Problem details: Restate the entries word for word, omitting nothing.

Records for this task:
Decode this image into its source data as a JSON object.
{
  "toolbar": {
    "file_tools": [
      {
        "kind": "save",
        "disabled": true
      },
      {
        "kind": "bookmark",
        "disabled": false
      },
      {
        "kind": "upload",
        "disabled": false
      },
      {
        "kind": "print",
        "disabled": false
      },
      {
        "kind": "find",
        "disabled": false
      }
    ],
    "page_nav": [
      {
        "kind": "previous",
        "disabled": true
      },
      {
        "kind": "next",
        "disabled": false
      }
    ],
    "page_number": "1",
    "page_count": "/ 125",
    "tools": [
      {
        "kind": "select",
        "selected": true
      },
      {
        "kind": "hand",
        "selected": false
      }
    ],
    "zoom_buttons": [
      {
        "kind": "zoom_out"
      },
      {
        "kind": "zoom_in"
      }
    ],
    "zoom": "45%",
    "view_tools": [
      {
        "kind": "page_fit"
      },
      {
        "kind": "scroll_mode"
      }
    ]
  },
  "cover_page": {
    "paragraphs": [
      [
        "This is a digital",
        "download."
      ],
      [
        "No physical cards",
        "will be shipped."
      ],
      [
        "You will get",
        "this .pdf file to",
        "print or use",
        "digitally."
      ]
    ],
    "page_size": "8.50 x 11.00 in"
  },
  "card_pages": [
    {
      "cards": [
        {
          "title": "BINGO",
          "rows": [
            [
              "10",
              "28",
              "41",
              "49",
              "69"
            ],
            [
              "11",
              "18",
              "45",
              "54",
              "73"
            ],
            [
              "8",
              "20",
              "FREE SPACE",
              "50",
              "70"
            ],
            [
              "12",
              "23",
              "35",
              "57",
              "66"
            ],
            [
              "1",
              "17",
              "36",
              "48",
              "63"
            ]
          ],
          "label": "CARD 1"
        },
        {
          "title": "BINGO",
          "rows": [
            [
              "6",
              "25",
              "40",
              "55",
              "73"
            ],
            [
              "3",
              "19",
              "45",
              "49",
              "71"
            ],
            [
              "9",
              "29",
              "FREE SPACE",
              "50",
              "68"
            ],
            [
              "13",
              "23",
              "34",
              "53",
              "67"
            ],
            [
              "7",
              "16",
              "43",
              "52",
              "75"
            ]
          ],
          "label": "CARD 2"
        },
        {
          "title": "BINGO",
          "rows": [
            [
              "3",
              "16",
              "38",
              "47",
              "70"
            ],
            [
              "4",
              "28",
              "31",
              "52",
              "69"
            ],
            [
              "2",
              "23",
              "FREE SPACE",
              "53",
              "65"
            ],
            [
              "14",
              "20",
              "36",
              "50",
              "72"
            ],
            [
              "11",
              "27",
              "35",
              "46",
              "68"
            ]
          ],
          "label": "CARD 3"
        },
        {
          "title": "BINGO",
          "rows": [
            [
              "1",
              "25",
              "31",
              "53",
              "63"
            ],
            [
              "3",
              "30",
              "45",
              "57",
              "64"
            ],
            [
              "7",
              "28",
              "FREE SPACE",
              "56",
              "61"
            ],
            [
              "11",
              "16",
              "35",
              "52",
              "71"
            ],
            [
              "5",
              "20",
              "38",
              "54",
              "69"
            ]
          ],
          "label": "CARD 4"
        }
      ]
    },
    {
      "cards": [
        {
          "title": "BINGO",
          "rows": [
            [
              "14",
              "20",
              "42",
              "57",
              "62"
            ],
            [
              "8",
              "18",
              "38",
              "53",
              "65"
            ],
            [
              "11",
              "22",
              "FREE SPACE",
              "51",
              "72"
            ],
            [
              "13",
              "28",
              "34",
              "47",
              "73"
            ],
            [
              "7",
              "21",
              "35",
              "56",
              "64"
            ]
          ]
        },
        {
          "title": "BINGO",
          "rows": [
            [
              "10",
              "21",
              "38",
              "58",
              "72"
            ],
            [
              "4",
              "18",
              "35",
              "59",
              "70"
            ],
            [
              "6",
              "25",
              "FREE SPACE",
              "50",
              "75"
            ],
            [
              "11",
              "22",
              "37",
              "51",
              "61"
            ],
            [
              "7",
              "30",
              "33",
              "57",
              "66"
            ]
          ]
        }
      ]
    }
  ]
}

Full response:
Decode this image into its source data as a JSON object.
{
  "toolbar": {
    "file_tools": [
      {
        "kind": "save",
        "disabled": true
      },
      {
        "kind": "bookmark",
        "disabled": false
      },
      {
        "kind": "upload",
        "disabled": false
      },
      {
        "kind": "print",
        "disabled": false
      },
      {
        "kind": "find",
        "disabled": false
      }
    ],
    "page_nav": [
      {
        "kind": "previous",
        "disabled": true
      },
      {
        "kind": "next",
        "disabled": false
      }
    ],
    "page_number": "1",
    "page_count": "/ 125",
    "tools": [
      {
        "kind": "select",
        "selected": true
      },
      {
        "kind": "hand",
        "selected": false
      }
    ],
    "zoom_buttons": [
      {
        "kind": "zoom_out"
      },
      {
        "kind": "zoom_in"
      }
    ],
    "zoom": "45%",
    "view_tools": [
      {
        "kind": "page_fit"
      },
      {
        "kind": "scroll_mode"
      }
    ]
  },
  "cover_page": {
    "paragraphs": [
      [
        "This is a digital",
        "download."
      ],
      [
        "No physical cards",
        "will be shipped."
      ],
      [
        "You will get",
        "this .pdf file to",
        "print or use",
        "digitally."
      ]
    ],
    "page_size": "8.50 x 11.00 in"
  },
  "card_pages": [
    {
      "cards": [
        {
          "title": "BINGO",
          "rows": [
            [
              "10",
              "28",
              "41",
              "49",
              "69"
            ],
            [
              "11",
              "18",
              "45",
              "54",
              "73"
            ],
            [
              "8",
              "20",
              "FREE SPACE",
              "50",
              "70"
            ],
            [
              "12",
              "23",
              "35",
              "57",
              "66"
            ],
            [
              "1",
              "17",
              "36",
              "48",
              "63"
            ]
          ],
          "label": "CARD 1"
        },
        {
          "title": "BINGO",
          "rows": [
            [
              "6",
              "25",
              "40",
              "55",
              "73"
            ],
            [
              "3",
              "19",
              "45",
              "49",
              "71"
            ],
            [
              "9",
              "29",
              "FREE SPACE",
              "50",
              "68"
            ],
            [
              "13",
              "23",
              "34",
              "53",
              "67"
            ],
            [
              "7",
              "16",
              "43",
              "52",
              "75"
            ]
          ],
          "label": "CARD 2"
        },
        {
          "title": "BINGO",
          "rows": [
            [
              "3",
              "16",
              "38",
              "47",
              "70"
            ],
            [
              "4",
              "28",
              "31",
              "52",
              "69"
            ],
            [
              "2",
              "23",
              "FREE SPACE",
              "53",
              "65"
            ],
            [
              "14",
              "20",
              "36",
              "50",
              "72"
            ],
            [
              "11",
              "27",
              "35",
              "46",
              "68"
            ]
          ],
          "label": "CARD 3"
        },
        {
          "title": "BINGO",
          "rows": [
            [
              "1",
              "25",
              "31",
              "53",
              "63"
            ],
            [
              "3",
              "30",
              "45",
              "57",
              "64"
            ],
            [
              "7",
              "28",
              "FREE SPACE",
              "56",
              "61"
            ],
            [
              "11",
              "16",
              "35",
              "52",
              "71"
            ],
            [
              "5",
              "20",
              "38",
              "54",
              "69"
            ]
          ],
          "label": "CARD 4"
        }
      ]
    },
    {
      "cards": [
        {
          "title": "BINGO",
          "rows": [
            [
              "14",
              "20",
              "42",
              "57",
              "62"
            ],
            [
              "8",
              "18",
              "38",
              "53",
              "65"
            ],
            [
              "11",
              "22",
              "FREE SPACE",
              "51",
              "72"
            ],
            [
              "13",
              "28",
              "34",
              "47",
              "73"
            ],
            [
              "7",
              "21",
              "35",
              "56",
              "64"
            ]
          ]
        },
        {
          "title": "BINGO",
          "rows": [
            [
              "10",
              "21",
              "38",
              "58",
              "72"
            ],
            [
              "4",
              "18",
              "35",
              "59",
              "70"
            ],
            [
              "6",
              "25",
              "FREE SPACE",
              "50",
              "75"
            ],
            [
              "11",
              "22",
              "37",
              "51",
              "61"
            ],
            [
              "7",
              "30",
              "33",
              "57",
              "66"
            ]
          ]
        }
      ]
    }
  ]
}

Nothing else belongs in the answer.